Dataset items:
════════════════

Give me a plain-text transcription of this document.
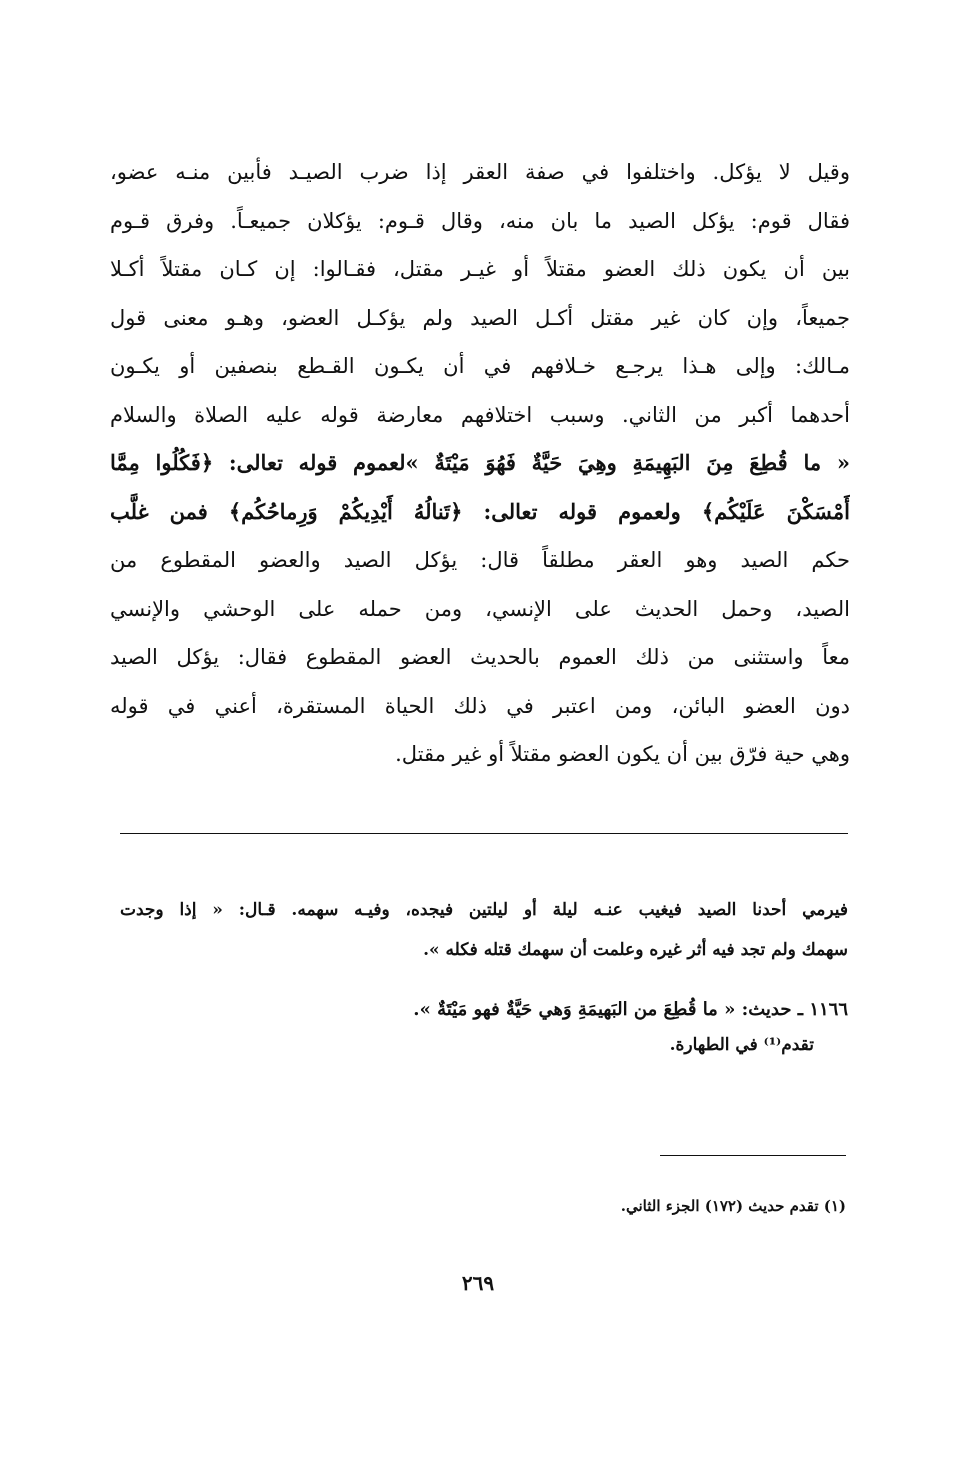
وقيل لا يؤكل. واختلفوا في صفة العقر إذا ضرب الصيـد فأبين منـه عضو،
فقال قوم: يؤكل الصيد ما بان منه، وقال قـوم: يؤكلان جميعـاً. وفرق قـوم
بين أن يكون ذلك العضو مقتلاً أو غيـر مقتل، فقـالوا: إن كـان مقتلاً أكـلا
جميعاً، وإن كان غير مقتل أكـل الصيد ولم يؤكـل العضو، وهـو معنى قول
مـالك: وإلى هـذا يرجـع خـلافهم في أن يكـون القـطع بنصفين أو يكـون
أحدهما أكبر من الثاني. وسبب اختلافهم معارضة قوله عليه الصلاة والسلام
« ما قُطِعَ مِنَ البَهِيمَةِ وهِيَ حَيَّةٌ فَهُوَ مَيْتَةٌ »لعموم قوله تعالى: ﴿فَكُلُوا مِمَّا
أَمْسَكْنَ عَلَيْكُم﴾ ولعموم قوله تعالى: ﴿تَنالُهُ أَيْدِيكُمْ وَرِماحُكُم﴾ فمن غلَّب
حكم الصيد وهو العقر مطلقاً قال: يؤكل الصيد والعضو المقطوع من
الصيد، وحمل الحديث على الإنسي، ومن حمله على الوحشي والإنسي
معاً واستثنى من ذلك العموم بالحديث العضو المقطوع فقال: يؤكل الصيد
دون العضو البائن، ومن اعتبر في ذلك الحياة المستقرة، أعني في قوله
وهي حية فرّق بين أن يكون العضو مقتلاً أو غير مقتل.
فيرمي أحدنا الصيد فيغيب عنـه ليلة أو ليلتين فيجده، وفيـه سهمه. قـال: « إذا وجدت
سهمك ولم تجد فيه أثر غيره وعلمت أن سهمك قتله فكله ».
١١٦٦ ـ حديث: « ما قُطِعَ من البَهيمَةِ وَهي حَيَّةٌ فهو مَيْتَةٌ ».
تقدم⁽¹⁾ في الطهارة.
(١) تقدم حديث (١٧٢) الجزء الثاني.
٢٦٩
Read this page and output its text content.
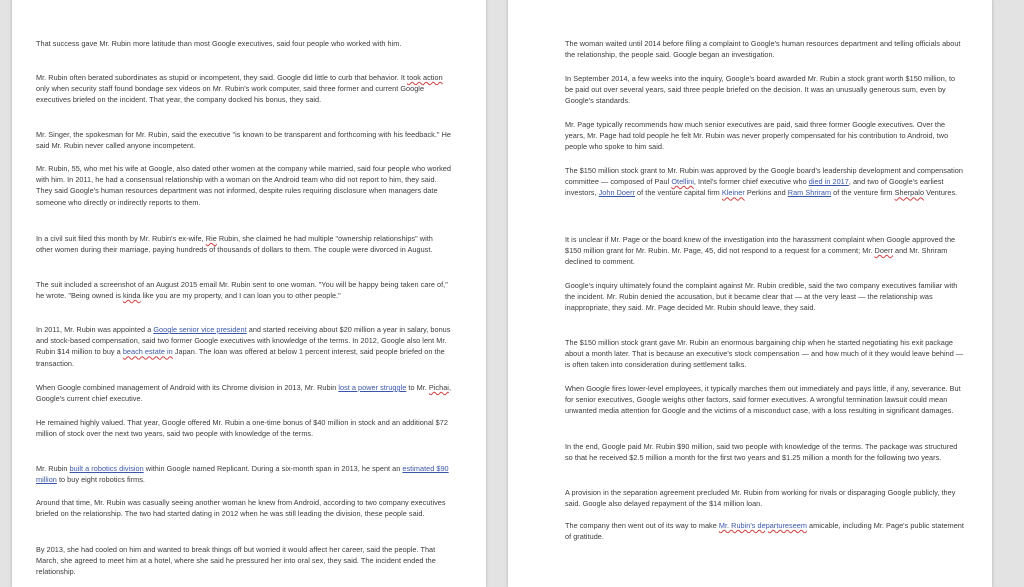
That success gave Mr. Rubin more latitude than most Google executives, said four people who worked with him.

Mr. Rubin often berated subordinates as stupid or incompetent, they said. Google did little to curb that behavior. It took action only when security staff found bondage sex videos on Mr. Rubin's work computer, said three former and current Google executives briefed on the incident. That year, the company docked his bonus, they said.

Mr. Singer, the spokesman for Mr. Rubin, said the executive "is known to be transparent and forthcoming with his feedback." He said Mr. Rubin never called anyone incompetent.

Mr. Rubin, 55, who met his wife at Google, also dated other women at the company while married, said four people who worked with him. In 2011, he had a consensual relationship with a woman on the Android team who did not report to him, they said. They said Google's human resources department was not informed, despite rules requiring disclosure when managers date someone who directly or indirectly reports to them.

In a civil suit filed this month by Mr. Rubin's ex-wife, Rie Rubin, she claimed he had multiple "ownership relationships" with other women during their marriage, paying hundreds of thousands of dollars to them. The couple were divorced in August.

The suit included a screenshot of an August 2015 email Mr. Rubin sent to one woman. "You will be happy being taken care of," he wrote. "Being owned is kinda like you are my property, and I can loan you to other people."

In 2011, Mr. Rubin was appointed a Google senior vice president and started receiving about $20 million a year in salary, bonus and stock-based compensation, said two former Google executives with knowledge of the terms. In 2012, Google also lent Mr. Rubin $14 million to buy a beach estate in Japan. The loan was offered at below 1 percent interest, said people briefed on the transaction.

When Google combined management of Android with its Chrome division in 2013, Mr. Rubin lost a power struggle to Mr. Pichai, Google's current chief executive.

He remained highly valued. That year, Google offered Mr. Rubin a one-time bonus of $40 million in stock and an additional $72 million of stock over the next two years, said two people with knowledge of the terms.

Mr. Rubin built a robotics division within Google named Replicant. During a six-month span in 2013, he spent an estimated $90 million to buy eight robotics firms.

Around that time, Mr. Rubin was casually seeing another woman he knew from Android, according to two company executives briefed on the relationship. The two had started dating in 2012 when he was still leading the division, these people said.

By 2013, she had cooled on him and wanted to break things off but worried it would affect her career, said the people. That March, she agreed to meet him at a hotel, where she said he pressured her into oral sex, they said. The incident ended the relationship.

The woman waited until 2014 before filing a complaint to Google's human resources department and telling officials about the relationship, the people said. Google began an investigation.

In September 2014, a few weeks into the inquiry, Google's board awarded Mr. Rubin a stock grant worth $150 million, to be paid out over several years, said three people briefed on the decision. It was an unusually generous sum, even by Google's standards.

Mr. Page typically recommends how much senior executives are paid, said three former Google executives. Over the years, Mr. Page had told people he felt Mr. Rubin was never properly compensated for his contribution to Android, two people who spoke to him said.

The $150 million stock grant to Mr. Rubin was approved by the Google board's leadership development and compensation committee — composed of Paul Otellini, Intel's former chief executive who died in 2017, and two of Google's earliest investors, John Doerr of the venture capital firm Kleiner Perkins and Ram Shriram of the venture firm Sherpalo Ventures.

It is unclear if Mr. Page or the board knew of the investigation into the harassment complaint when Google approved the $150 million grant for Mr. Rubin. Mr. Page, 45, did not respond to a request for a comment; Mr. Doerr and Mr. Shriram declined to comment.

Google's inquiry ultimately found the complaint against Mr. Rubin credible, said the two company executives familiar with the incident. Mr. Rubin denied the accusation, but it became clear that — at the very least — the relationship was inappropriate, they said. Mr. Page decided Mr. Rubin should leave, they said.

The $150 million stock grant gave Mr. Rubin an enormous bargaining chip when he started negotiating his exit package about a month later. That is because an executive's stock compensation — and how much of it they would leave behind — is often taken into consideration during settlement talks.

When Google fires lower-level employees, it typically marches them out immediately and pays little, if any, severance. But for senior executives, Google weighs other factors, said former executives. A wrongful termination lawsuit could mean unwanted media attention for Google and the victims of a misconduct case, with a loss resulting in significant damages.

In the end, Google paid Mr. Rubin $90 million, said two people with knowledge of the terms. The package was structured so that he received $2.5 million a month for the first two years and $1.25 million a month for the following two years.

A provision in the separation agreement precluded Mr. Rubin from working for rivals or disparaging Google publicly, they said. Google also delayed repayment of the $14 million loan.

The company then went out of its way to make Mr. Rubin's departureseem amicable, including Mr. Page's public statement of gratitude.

════════════════

Reproduce the full material exactly, excluding the pictures.

Give me a plain-text transcription of this document.
وقيل لا يؤكل. واختلفوا في صفة العقر إذا ضرب الصيـد فأبين منـه عضو،
فقال قوم: يؤكل الصيد ما بان منه، وقال قـوم: يؤكلان جميعـاً. وفرق قـوم
بين أن يكون ذلك العضو مقتلاً أو غيـر مقتل، فقـالوا: إن كـان مقتلاً أكـلا
جميعاً، وإن كان غير مقتل أكـل الصيد ولم يؤكـل العضو، وهـو معنى قول
مـالك: وإلى هـذا يرجـع خـلافهم في أن يكـون القـطع بنصفين أو يكـون
أحدهما أكبر من الثاني. وسبب اختلافهم معارضة قوله عليه الصلاة والسلام
« ما قُطِعَ مِنَ البَهِيمَةِ وهِيَ حَيَّةٌ فَهُوَ مَيْتَةٌ »لعموم قوله تعالى: ﴿فَكُلُوا مِمَّا
أَمْسَكْنَ عَلَيْكُم﴾ ولعموم قوله تعالى: ﴿تَنالُهُ أَيْدِيكُمْ وَرِماحُكُم﴾ فمن غلَّب
حكم الصيد وهو العقر مطلقاً قال: يؤكل الصيد والعضو المقطوع من
الصيد، وحمل الحديث على الإنسي، ومن حمله على الوحشي والإنسي
معاً واستثنى من ذلك العموم بالحديث العضو المقطوع فقال: يؤكل الصيد
دون العضو البائن، ومن اعتبر في ذلك الحياة المستقرة، أعني في قوله
وهي حية فرّق بين أن يكون العضو مقتلاً أو غير مقتل.
فيرمي أحدنا الصيد فيغيب عنـه ليلة أو ليلتين فيجده، وفيـه سهمه. قـال: « إذا وجدت
سهمك ولم تجد فيه أثر غيره وعلمت أن سهمك قتله فكله ».
١١٦٦ ـ حديث: « ما قُطِعَ من البَهيمَةِ وَهي حَيَّةٌ فهو مَيْتَةٌ ».
تقدم⁽¹⁾ في الطهارة.
(١) تقدم حديث (١٧٢) الجزء الثاني.
٢٦٩
Read this page and output its text content.
That success gave Mr. Rubin more latitude than most Google executives, said four people who worked with him.

Mr. Rubin often berated subordinates as stupid or incompetent, they said. Google did little to curb that behavior. It took action only when security staff found bondage sex videos on Mr. Rubin's work computer, said three former and current Google executives briefed on the incident. That year, the company docked his bonus, they said.

Mr. Singer, the spokesman for Mr. Rubin, said the executive "is known to be transparent and forthcoming with his feedback." He said Mr. Rubin never called anyone incompetent.

Mr. Rubin, 55, who met his wife at Google, also dated other women at the company while married, said four people who worked with him. In 2011, he had a consensual relationship with a woman on the Android team who did not report to him, they said. They said Google's human resources department was not informed, despite rules requiring disclosure when managers date someone who directly or indirectly reports to them.

In a civil suit filed this month by Mr. Rubin's ex-wife, Rie Rubin, she claimed he had multiple "ownership relationships" with other women during their marriage, paying hundreds of thousands of dollars to them. The couple were divorced in August.

The suit included a screenshot of an August 2015 email Mr. Rubin sent to one woman. "You will be happy being taken care of," he wrote. "Being owned is kinda like you are my property, and I can loan you to other people."

In 2011, Mr. Rubin was appointed a Google senior vice president and started receiving about $20 million a year in salary, bonus and stock-based compensation, said two former Google executives with knowledge of the terms. In 2012, Google also lent Mr. Rubin $14 million to buy a beach estate in Japan. The loan was offered at below 1 percent interest, said people briefed on the transaction.

When Google combined management of Android with its Chrome division in 2013, Mr. Rubin lost a power struggle to Mr. Pichai, Google's current chief executive.

He remained highly valued. That year, Google offered Mr. Rubin a one-time bonus of $40 million in stock and an additional $72 million of stock over the next two years, said two people with knowledge of the terms.

Mr. Rubin built a robotics division within Google named Replicant. During a six-month span in 2013, he spent an estimated $90 million to buy eight robotics firms.

Around that time, Mr. Rubin was casually seeing another woman he knew from Android, according to two company executives briefed on the relationship. The two had started dating in 2012 when he was still leading the division, these people said.

By 2013, she had cooled on him and wanted to break things off but worried it would affect her career, said the people. That March, she agreed to meet him at a hotel, where she said he pressured her into oral sex, they said. The incident ended the relationship.

The woman waited until 2014 before filing a complaint to Google's human resources department and telling officials about the relationship, the people said. Google began an investigation.

In September 2014, a few weeks into the inquiry, Google's board awarded Mr. Rubin a stock grant worth $150 million, to be paid out over several years, said three people briefed on the decision. It was an unusually generous sum, even by Google's standards.

Mr. Page typically recommends how much senior executives are paid, said three former Google executives. Over the years, Mr. Page had told people he felt Mr. Rubin was never properly compensated for his contribution to Android, two people who spoke to him said.

The $150 million stock grant to Mr. Rubin was approved by the Google board's leadership development and compensation committee — composed of Paul Otellini, Intel's former chief executive who died in 2017, and two of Google's earliest investors, John Doerr of the venture capital firm Kleiner Perkins and Ram Shriram of the venture firm Sherpalo Ventures.

It is unclear if Mr. Page or the board knew of the investigation into the harassment complaint when Google approved the $150 million grant for Mr. Rubin. Mr. Page, 45, did not respond to a request for a comment; Mr. Doerr and Mr. Shriram declined to comment.

Google's inquiry ultimately found the complaint against Mr. Rubin credible, said the two company executives familiar with the incident. Mr. Rubin denied the accusation, but it became clear that — at the very least — the relationship was inappropriate, they said. Mr. Page decided Mr. Rubin should leave, they said.

The $150 million stock grant gave Mr. Rubin an enormous bargaining chip when he started negotiating his exit package about a month later. That is because an executive's stock compensation — and how much of it they would leave behind — is often taken into consideration during settlement talks.

When Google fires lower-level employees, it typically marches them out immediately and pays little, if any, severance. But for senior executives, Google weighs other factors, said former executives. A wrongful termination lawsuit could mean unwanted media attention for Google and the victims of a misconduct case, with a loss resulting in significant damages.

In the end, Google paid Mr. Rubin $90 million, said two people with knowledge of the terms. The package was structured so that he received $2.5 million a month for the first two years and $1.25 million a month for the following two years.

A provision in the separation agreement precluded Mr. Rubin from working for rivals or disparaging Google publicly, they said. Google also delayed repayment of the $14 million loan.

The company then went out of its way to make Mr. Rubin's departureseem amicable, including Mr. Page's public statement of gratitude.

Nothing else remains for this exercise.